Work required: State how many lines of the entries hold the string "content", and output nothing but that count.
begin Records provided
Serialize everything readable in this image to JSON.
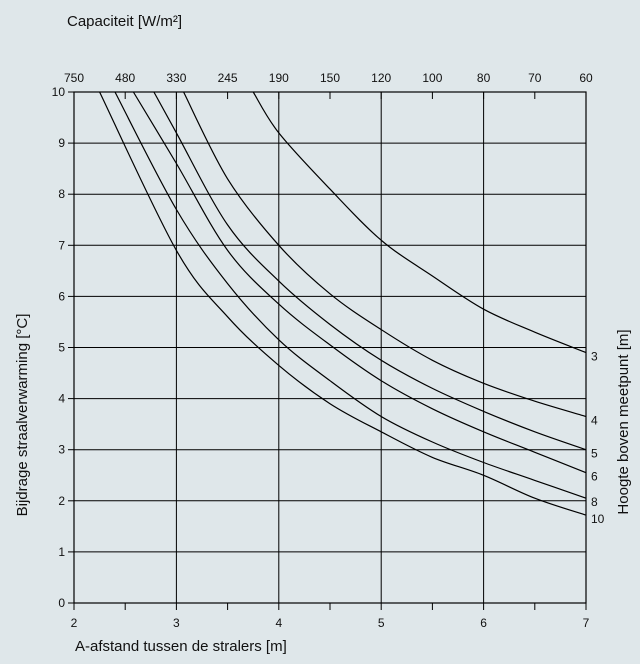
{
  "chart_data": {
    "type": "line",
    "title": "Capaciteit [W/m²]",
    "xlabel": "A-afstand tussen de stralers [m]",
    "ylabel": "Bijdrage straalverwarming [°C]",
    "ylabel_right": "Hoogte boven meetpunt [m]",
    "xlim": [
      2,
      7
    ],
    "ylim": [
      0,
      10
    ],
    "x_ticks": [
      "2",
      "3",
      "4",
      "5",
      "6",
      "7"
    ],
    "y_ticks": [
      "0",
      "1",
      "2",
      "3",
      "4",
      "5",
      "6",
      "7",
      "8",
      "9",
      "10"
    ],
    "top_axis": {
      "ticks": [
        {
          "label": "750",
          "x": 2.0
        },
        {
          "label": "480",
          "x": 2.5
        },
        {
          "label": "330",
          "x": 3.0
        },
        {
          "label": "245",
          "x": 3.5
        },
        {
          "label": "190",
          "x": 4.0
        },
        {
          "label": "150",
          "x": 4.5
        },
        {
          "label": "120",
          "x": 5.0
        },
        {
          "label": "100",
          "x": 5.5
        },
        {
          "label": "80",
          "x": 6.0
        },
        {
          "label": "70",
          "x": 6.5
        },
        {
          "label": "60",
          "x": 7.0
        }
      ]
    },
    "grid": true,
    "series": [
      {
        "name": "3",
        "x": [
          3.75,
          4.0,
          4.5,
          5.0,
          5.5,
          6.0,
          6.5,
          7.0
        ],
        "y": [
          10.0,
          9.2,
          8.1,
          7.1,
          6.4,
          5.75,
          5.3,
          4.9
        ]
      },
      {
        "name": "4",
        "x": [
          3.07,
          3.5,
          4.0,
          4.5,
          5.0,
          5.5,
          6.0,
          6.5,
          7.0
        ],
        "y": [
          10.0,
          8.3,
          7.0,
          6.05,
          5.35,
          4.75,
          4.3,
          3.95,
          3.65
        ]
      },
      {
        "name": "5",
        "x": [
          2.78,
          3.0,
          3.5,
          4.0,
          4.5,
          5.0,
          5.5,
          6.0,
          6.5,
          7.0
        ],
        "y": [
          10.0,
          9.2,
          7.4,
          6.3,
          5.45,
          4.75,
          4.2,
          3.75,
          3.35,
          3.0
        ]
      },
      {
        "name": "6",
        "x": [
          2.58,
          3.0,
          3.5,
          4.0,
          4.5,
          5.0,
          5.5,
          6.0,
          6.5,
          7.0
        ],
        "y": [
          10.0,
          8.6,
          6.9,
          5.85,
          5.05,
          4.35,
          3.8,
          3.35,
          2.95,
          2.55
        ]
      },
      {
        "name": "8",
        "x": [
          2.4,
          3.0,
          3.5,
          4.0,
          4.5,
          5.0,
          5.5,
          6.0,
          6.5,
          7.0
        ],
        "y": [
          10.0,
          7.7,
          6.25,
          5.15,
          4.35,
          3.65,
          3.15,
          2.75,
          2.4,
          2.05
        ]
      },
      {
        "name": "10",
        "x": [
          2.25,
          3.0,
          3.5,
          4.0,
          4.5,
          5.0,
          5.5,
          6.0,
          6.5,
          7.0
        ],
        "y": [
          10.0,
          6.9,
          5.6,
          4.65,
          3.9,
          3.35,
          2.85,
          2.5,
          2.05,
          1.72
        ]
      }
    ]
  }
}
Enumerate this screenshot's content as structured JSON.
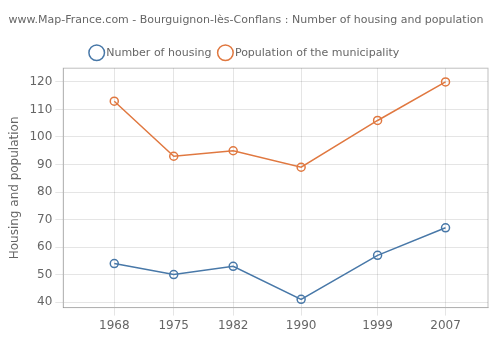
{
  "chart_data": {
    "type": "line",
    "title": "www.Map-France.com - Bourguignon-lès-Conflans : Number of housing and population",
    "ylabel": "Housing and population",
    "x": [
      1968,
      1975,
      1982,
      1990,
      1999,
      2007
    ],
    "series": [
      {
        "name": "Number of housing",
        "color": "#4878a8",
        "values": [
          54,
          50,
          53,
          41,
          57,
          67
        ]
      },
      {
        "name": "Population of the municipality",
        "color": "#e07840",
        "values": [
          113,
          93,
          95,
          89,
          106,
          120
        ]
      }
    ],
    "xlim": [
      1962,
      2012
    ],
    "xticks": [
      1968,
      1975,
      1982,
      1990,
      1999,
      2007
    ],
    "ylim": [
      38,
      125
    ],
    "yticks": [
      40,
      50,
      60,
      70,
      80,
      90,
      100,
      110,
      120
    ],
    "grid": true,
    "legend": "top",
    "marker": "circle"
  }
}
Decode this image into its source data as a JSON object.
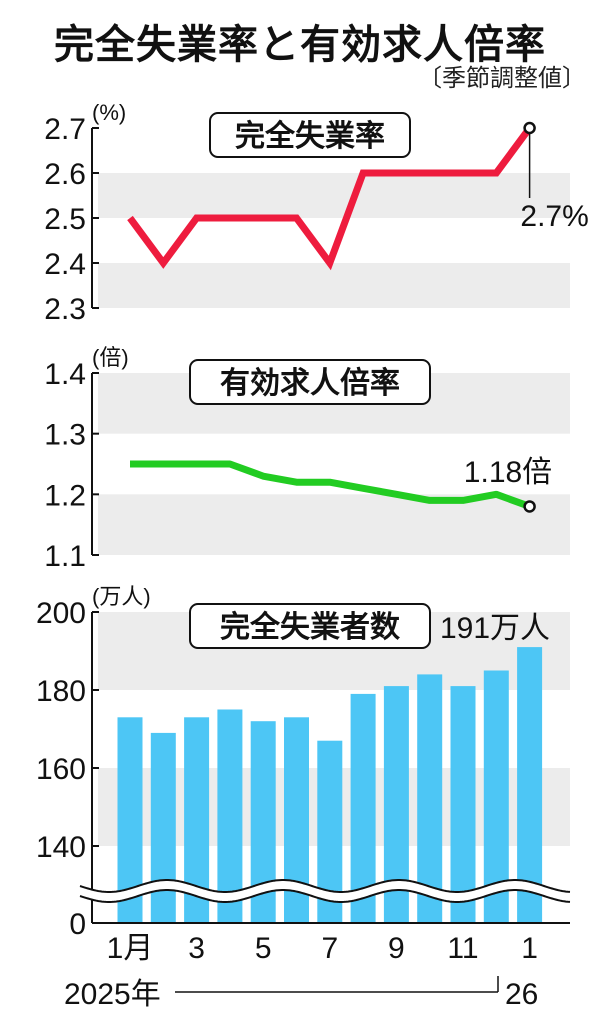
{
  "header": {
    "title": "完全失業率と有効求人倍率",
    "subtitle": "〔季節調整値〕"
  },
  "colors": {
    "unemployment_rate": "#ee1c3e",
    "job_ratio": "#22cc22",
    "unemployed_bars": "#4dc6f5",
    "band": "#ececec"
  },
  "chart_data": [
    {
      "type": "line",
      "title": "完全失業率",
      "ylabel": "(%)",
      "ylim": [
        2.3,
        2.7
      ],
      "yticks": [
        "2.7",
        "2.6",
        "2.5",
        "2.4",
        "2.3"
      ],
      "categories": [
        "2025-1",
        "2025-2",
        "2025-3",
        "2025-4",
        "2025-5",
        "2025-6",
        "2025-7",
        "2025-8",
        "2025-9",
        "2025-10",
        "2025-11",
        "2025-12",
        "2026-1"
      ],
      "values": [
        2.5,
        2.4,
        2.5,
        2.5,
        2.5,
        2.5,
        2.4,
        2.6,
        2.6,
        2.6,
        2.6,
        2.6,
        2.7
      ],
      "annotation": "2.7%"
    },
    {
      "type": "line",
      "title": "有効求人倍率",
      "ylabel": "(倍)",
      "ylim": [
        1.1,
        1.4
      ],
      "yticks": [
        "1.4",
        "1.3",
        "1.2",
        "1.1"
      ],
      "categories": [
        "2025-1",
        "2025-2",
        "2025-3",
        "2025-4",
        "2025-5",
        "2025-6",
        "2025-7",
        "2025-8",
        "2025-9",
        "2025-10",
        "2025-11",
        "2025-12",
        "2026-1"
      ],
      "values": [
        1.25,
        1.25,
        1.25,
        1.25,
        1.23,
        1.22,
        1.22,
        1.21,
        1.2,
        1.19,
        1.19,
        1.2,
        1.18
      ],
      "annotation": "1.18倍"
    },
    {
      "type": "bar",
      "title": "完全失業者数",
      "ylabel": "(万人)",
      "ylim": [
        0,
        200
      ],
      "axis_break": "between 0 and 140",
      "yticks": [
        "200",
        "180",
        "160",
        "140",
        "0"
      ],
      "categories": [
        "2025-1",
        "2025-2",
        "2025-3",
        "2025-4",
        "2025-5",
        "2025-6",
        "2025-7",
        "2025-8",
        "2025-9",
        "2025-10",
        "2025-11",
        "2025-12",
        "2026-1"
      ],
      "values": [
        173,
        169,
        173,
        175,
        172,
        173,
        167,
        179,
        181,
        184,
        181,
        185,
        191
      ],
      "annotation": "191万人"
    }
  ],
  "xaxis": {
    "tick_labels": [
      "1月",
      "3",
      "5",
      "7",
      "9",
      "11",
      "1"
    ],
    "year_start": "2025年",
    "year_end": "26"
  }
}
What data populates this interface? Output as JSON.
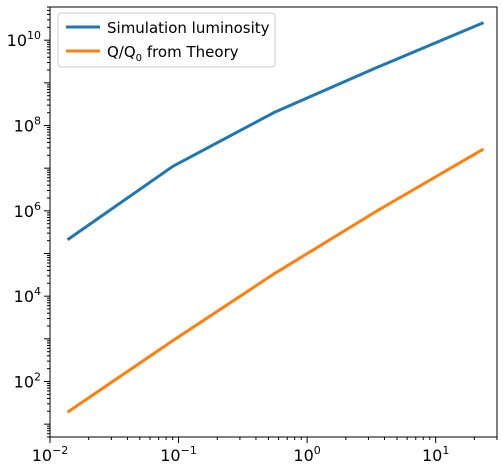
{
  "chart_data": {
    "type": "line",
    "x_scale": "log",
    "y_scale": "log",
    "xlim": [
      0.01,
      30
    ],
    "ylim": [
      5,
      60000000000
    ],
    "grid": false,
    "legend_position": "top-left",
    "x_ticks": [
      {
        "value": 0.01,
        "base": "10",
        "exp": "−2"
      },
      {
        "value": 0.1,
        "base": "10",
        "exp": "−1"
      },
      {
        "value": 1,
        "base": "10",
        "exp": "0"
      },
      {
        "value": 10,
        "base": "10",
        "exp": "1"
      }
    ],
    "y_ticks": [
      {
        "value": 100,
        "base": "10",
        "exp": "2"
      },
      {
        "value": 10000,
        "base": "10",
        "exp": "4"
      },
      {
        "value": 1000000,
        "base": "10",
        "exp": "6"
      },
      {
        "value": 100000000,
        "base": "10",
        "exp": "8"
      },
      {
        "value": 10000000000,
        "base": "10",
        "exp": "10"
      }
    ],
    "series": [
      {
        "legend_main": "Simulation luminosity",
        "legend_sub": "",
        "legend_tail": "",
        "color": "#1f77b4",
        "x": [
          0.014,
          0.09,
          0.55,
          3.5,
          23
        ],
        "y": [
          220000,
          11000000,
          200000000,
          2300000000,
          25000000000
        ]
      },
      {
        "legend_main": "Q/Q",
        "legend_sub": "0",
        "legend_tail": " from Theory",
        "color": "#ff7f0e",
        "x": [
          0.014,
          0.09,
          0.55,
          3.5,
          23
        ],
        "y": [
          20,
          900,
          33000,
          1000000,
          27000000
        ]
      }
    ]
  }
}
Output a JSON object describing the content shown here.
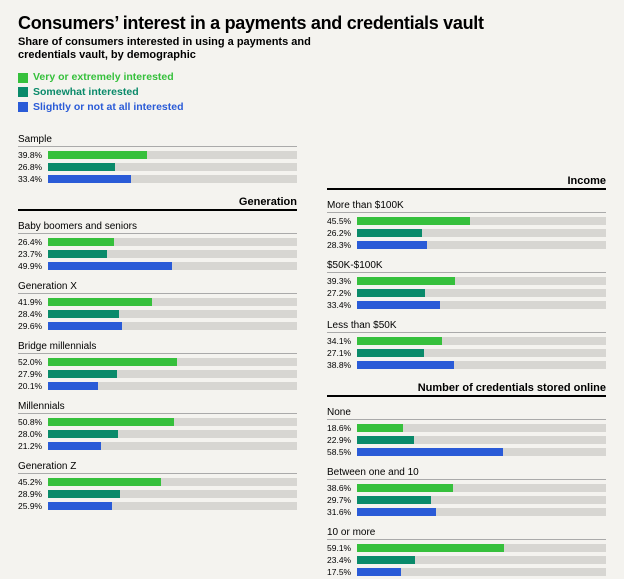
{
  "title": "Consumers’ interest in a payments and credentials vault",
  "subtitle": "Share of consumers interested in using a payments and credentials vault, by demographic",
  "legend": [
    {
      "label": "Very or extremely interested",
      "color": "#36c03c"
    },
    {
      "label": "Somewhat interested",
      "color": "#0a8a6a"
    },
    {
      "label": "Slightly or not at all interested",
      "color": "#2a5bd7"
    }
  ],
  "bar_bg": "#d7d6d2",
  "scale_max": 100,
  "left": [
    {
      "section": null,
      "groups": [
        {
          "label": "Sample",
          "values": [
            39.8,
            26.8,
            33.4
          ]
        }
      ]
    },
    {
      "section": "Generation",
      "groups": [
        {
          "label": "Baby boomers and seniors",
          "values": [
            26.4,
            23.7,
            49.9
          ]
        },
        {
          "label": "Generation X",
          "values": [
            41.9,
            28.4,
            29.6
          ]
        },
        {
          "label": "Bridge millennials",
          "values": [
            52.0,
            27.9,
            20.1
          ]
        },
        {
          "label": "Millennials",
          "values": [
            50.8,
            28.0,
            21.2
          ]
        },
        {
          "label": "Generation Z",
          "values": [
            45.2,
            28.9,
            25.9
          ]
        }
      ]
    }
  ],
  "right": [
    {
      "section": "Income",
      "groups": [
        {
          "label": "More than $100K",
          "values": [
            45.5,
            26.2,
            28.3
          ]
        },
        {
          "label": "$50K-$100K",
          "values": [
            39.3,
            27.2,
            33.4
          ]
        },
        {
          "label": "Less than $50K",
          "values": [
            34.1,
            27.1,
            38.8
          ]
        }
      ]
    },
    {
      "section": "Number of credentials stored online",
      "groups": [
        {
          "label": "None",
          "values": [
            18.6,
            22.9,
            58.5
          ]
        },
        {
          "label": "Between one and 10",
          "values": [
            38.6,
            29.7,
            31.6
          ]
        },
        {
          "label": "10 or more",
          "values": [
            59.1,
            23.4,
            17.5
          ]
        }
      ]
    }
  ]
}
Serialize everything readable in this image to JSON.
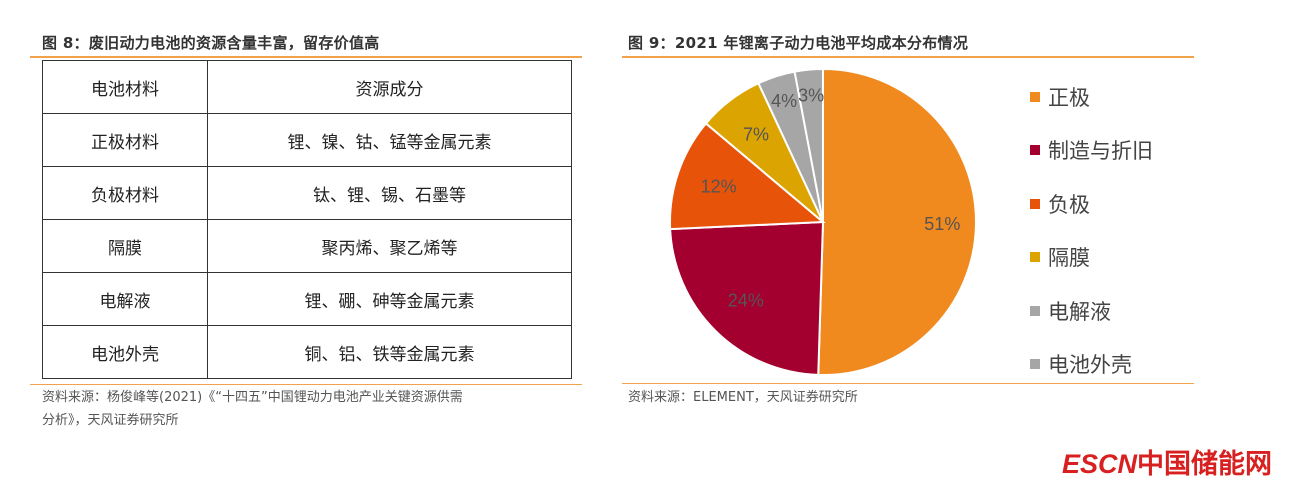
{
  "figure8": {
    "title": "图 8：废旧动力电池的资源含量丰富，留存价值高",
    "header": [
      "电池材料",
      "资源成分"
    ],
    "rows": [
      [
        "正极材料",
        "锂、镍、钴、锰等金属元素"
      ],
      [
        "负极材料",
        "钛、锂、锡、石墨等"
      ],
      [
        "隔膜",
        "聚丙烯、聚乙烯等"
      ],
      [
        "电解液",
        "锂、硼、砷等金属元素"
      ],
      [
        "电池外壳",
        "铜、铝、铁等金属元素"
      ]
    ],
    "source_line1": "资料来源：杨俊峰等(2021)《“十四五”中国锂动力电池产业关键资源供需",
    "source_line2": "分析》，天风证券研究所"
  },
  "figure9": {
    "title": "图 9：2021 年锂离子动力电池平均成本分布情况",
    "source": "资料来源：ELEMENT，天风证券研究所"
  },
  "chart_data": {
    "type": "pie",
    "title": "图 9：2021 年锂离子动力电池平均成本分布情况",
    "legend_position": "right",
    "slices": [
      {
        "name": "正极",
        "value": 51,
        "label": "51%",
        "color": "#f08a1e"
      },
      {
        "name": "制造与折旧",
        "value": 24,
        "label": "24%",
        "color": "#a3002f"
      },
      {
        "name": "负极",
        "value": 12,
        "label": "12%",
        "color": "#e8530a"
      },
      {
        "name": "隔膜",
        "value": 7,
        "label": "7%",
        "color": "#dba400"
      },
      {
        "name": "电解液",
        "value": 4,
        "label": "4%",
        "color": "#a6a6a6"
      },
      {
        "name": "电池外壳",
        "value": 3,
        "label": "3%",
        "color": "#a6a6a6"
      }
    ]
  },
  "logo": {
    "latin": "ESCN",
    "cn": "中国储能网"
  }
}
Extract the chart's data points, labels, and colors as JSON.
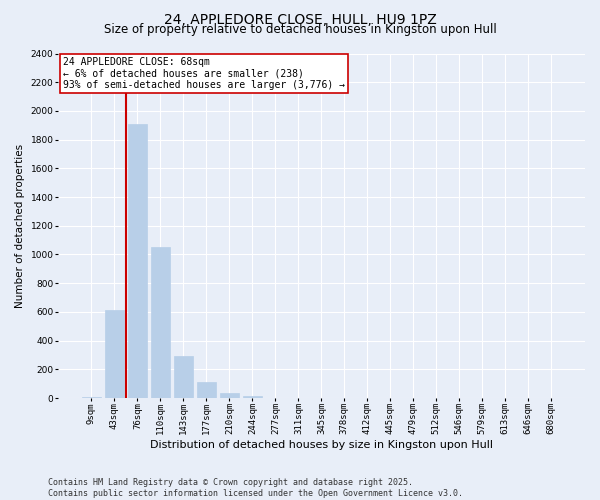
end Records provided
The solution: 2